*Aim*. Gather every line holding the string "blinks".

*Collected data*.
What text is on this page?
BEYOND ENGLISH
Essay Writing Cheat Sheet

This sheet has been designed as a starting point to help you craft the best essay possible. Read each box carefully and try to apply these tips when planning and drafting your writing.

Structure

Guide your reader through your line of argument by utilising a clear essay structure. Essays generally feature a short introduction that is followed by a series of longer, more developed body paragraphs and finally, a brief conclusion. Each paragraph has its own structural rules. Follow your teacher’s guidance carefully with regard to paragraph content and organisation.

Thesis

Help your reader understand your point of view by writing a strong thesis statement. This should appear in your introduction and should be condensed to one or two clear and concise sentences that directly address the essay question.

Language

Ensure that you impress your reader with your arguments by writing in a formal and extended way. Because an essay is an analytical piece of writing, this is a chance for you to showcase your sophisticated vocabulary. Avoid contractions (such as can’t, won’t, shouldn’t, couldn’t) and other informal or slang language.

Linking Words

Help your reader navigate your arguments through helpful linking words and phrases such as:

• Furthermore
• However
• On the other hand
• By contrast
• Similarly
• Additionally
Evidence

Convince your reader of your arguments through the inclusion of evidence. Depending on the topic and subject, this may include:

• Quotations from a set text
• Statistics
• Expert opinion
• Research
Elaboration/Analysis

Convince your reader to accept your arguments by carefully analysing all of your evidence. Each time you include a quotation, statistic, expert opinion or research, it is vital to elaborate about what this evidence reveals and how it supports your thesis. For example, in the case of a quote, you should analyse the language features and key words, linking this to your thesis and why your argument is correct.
...
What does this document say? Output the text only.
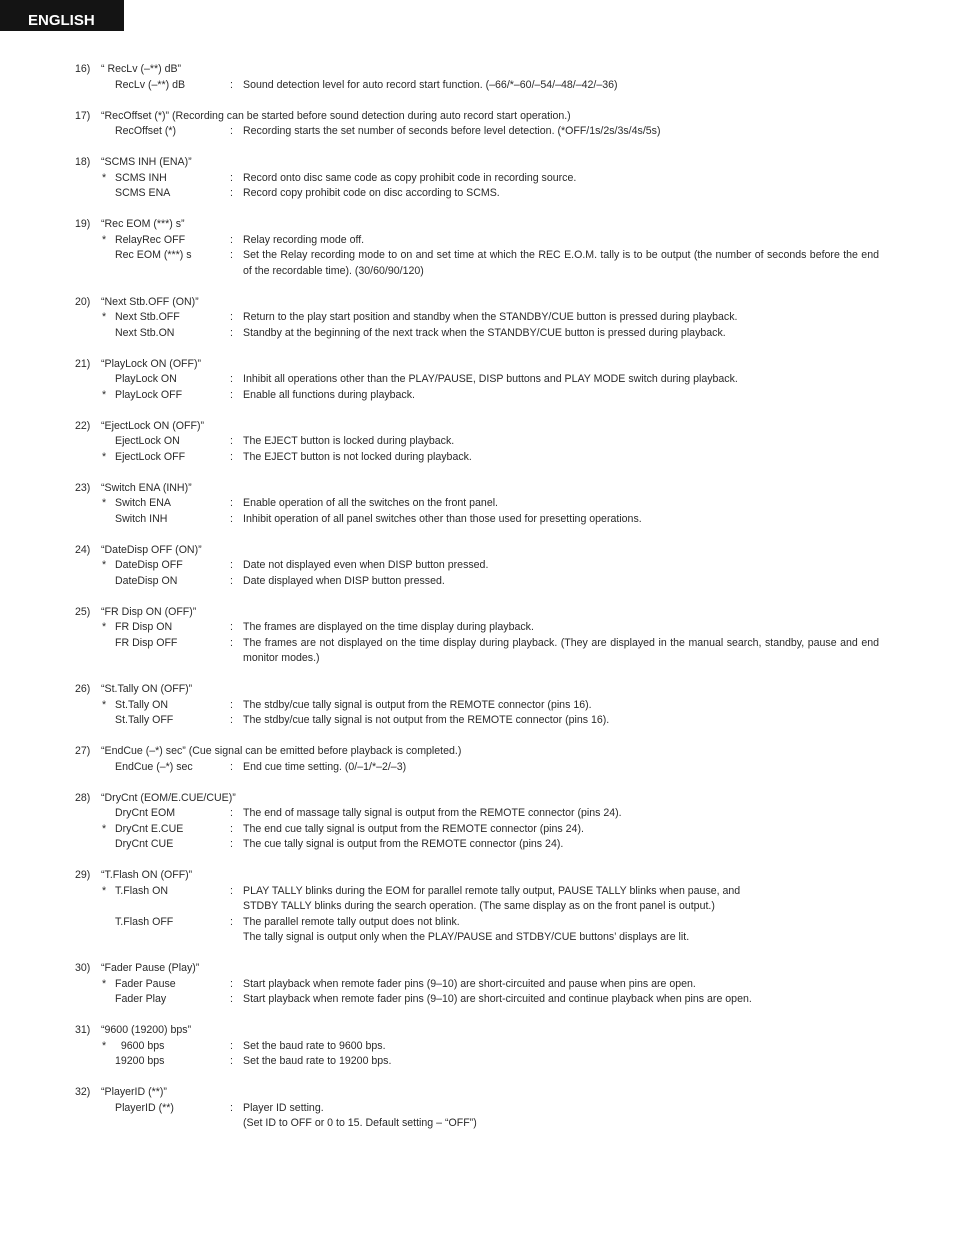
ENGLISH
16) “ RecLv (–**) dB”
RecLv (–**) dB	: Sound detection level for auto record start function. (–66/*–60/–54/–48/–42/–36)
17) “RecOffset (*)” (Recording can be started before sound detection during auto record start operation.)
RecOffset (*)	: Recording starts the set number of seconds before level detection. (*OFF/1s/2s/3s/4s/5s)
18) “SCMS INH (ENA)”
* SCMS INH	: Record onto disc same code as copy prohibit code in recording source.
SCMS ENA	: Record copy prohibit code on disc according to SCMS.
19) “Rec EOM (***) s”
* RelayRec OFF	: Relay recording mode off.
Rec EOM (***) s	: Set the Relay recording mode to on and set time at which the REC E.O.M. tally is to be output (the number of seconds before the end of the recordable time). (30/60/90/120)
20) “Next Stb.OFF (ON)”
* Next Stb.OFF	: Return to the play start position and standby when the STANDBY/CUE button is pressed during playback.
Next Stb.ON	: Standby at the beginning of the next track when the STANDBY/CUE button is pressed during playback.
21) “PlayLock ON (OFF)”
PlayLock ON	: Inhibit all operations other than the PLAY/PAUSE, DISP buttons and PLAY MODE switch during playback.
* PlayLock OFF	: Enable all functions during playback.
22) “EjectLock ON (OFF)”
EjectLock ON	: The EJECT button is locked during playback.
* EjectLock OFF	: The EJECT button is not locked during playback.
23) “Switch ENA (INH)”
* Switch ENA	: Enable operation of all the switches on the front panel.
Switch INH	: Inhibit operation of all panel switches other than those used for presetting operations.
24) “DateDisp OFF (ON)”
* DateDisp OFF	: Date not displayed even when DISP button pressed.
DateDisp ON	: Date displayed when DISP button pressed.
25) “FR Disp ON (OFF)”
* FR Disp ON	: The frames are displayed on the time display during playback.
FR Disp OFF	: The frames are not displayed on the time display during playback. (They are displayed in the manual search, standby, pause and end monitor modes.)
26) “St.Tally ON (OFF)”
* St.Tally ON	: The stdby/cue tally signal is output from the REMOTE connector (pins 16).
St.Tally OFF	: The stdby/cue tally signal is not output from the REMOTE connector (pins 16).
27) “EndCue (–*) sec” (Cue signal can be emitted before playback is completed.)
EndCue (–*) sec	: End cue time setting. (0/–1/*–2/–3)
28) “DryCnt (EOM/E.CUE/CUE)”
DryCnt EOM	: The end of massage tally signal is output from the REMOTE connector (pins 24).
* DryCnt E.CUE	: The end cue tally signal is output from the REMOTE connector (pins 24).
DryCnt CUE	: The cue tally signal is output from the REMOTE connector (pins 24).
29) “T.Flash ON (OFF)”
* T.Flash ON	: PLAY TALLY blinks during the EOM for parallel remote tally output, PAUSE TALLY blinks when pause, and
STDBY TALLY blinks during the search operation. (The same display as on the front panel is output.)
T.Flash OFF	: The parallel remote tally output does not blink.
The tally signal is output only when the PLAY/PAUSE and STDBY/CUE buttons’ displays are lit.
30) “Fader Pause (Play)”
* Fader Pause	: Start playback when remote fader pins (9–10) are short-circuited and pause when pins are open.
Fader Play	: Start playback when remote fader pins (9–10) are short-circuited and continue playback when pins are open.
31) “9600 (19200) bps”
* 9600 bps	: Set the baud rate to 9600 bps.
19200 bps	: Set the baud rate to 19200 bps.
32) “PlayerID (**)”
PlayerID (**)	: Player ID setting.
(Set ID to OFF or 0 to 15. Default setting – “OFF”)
--
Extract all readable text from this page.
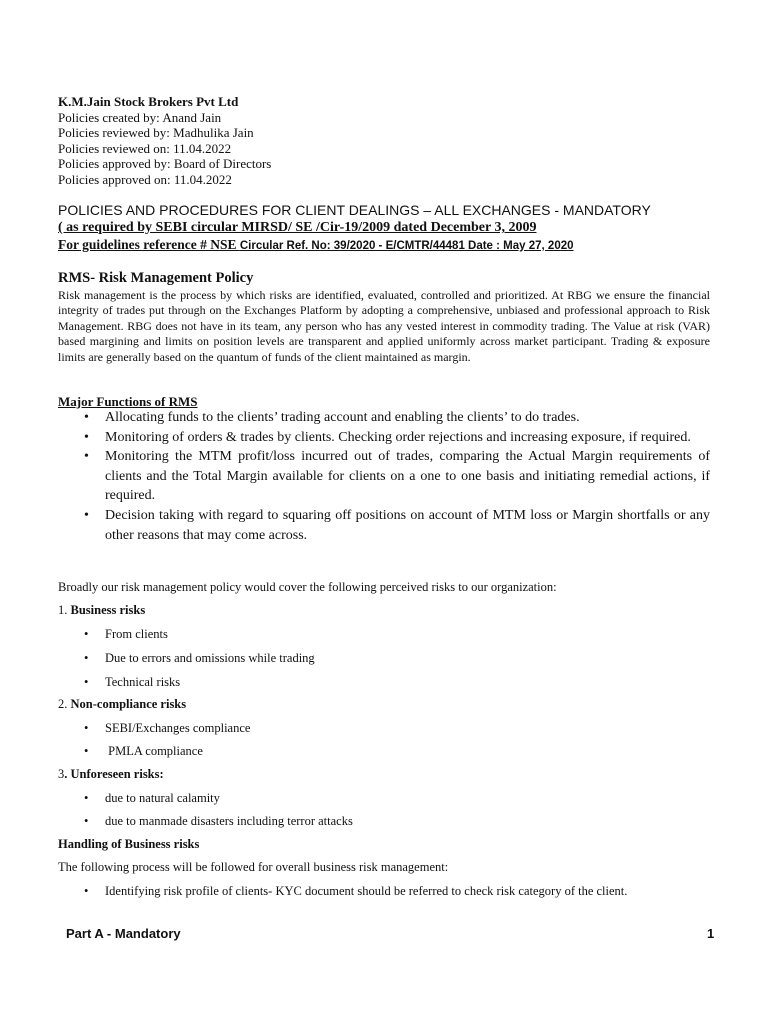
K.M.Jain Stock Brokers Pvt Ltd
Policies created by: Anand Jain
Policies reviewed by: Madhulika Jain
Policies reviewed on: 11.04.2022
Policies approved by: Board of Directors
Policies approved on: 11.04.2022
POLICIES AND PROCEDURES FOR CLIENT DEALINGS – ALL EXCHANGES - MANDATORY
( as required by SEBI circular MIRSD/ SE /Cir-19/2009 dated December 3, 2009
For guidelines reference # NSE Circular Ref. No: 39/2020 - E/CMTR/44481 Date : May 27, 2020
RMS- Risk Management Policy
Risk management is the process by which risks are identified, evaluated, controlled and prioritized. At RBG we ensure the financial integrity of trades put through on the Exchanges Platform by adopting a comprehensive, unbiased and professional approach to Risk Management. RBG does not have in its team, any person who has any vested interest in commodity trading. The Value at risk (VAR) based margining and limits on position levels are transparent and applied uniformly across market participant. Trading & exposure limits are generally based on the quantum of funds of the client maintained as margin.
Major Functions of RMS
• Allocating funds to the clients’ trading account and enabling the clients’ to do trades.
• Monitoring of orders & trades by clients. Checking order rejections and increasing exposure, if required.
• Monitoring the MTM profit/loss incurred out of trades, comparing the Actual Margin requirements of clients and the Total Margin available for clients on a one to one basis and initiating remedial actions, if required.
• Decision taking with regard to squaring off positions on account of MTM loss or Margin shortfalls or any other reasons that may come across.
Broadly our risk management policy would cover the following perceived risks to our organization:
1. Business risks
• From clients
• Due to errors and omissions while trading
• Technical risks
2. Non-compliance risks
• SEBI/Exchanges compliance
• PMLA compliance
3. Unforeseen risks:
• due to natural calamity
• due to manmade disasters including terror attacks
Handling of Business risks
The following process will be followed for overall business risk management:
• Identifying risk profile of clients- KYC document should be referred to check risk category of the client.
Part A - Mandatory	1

*Output below*.
* T.Flash ON	: PLAY TALLY blinks during the EOM for parallel remote tally output, PAUSE TALLY blinks when pause, and
STDBY TALLY blinks during the search operation. (The same display as on the front panel is output.)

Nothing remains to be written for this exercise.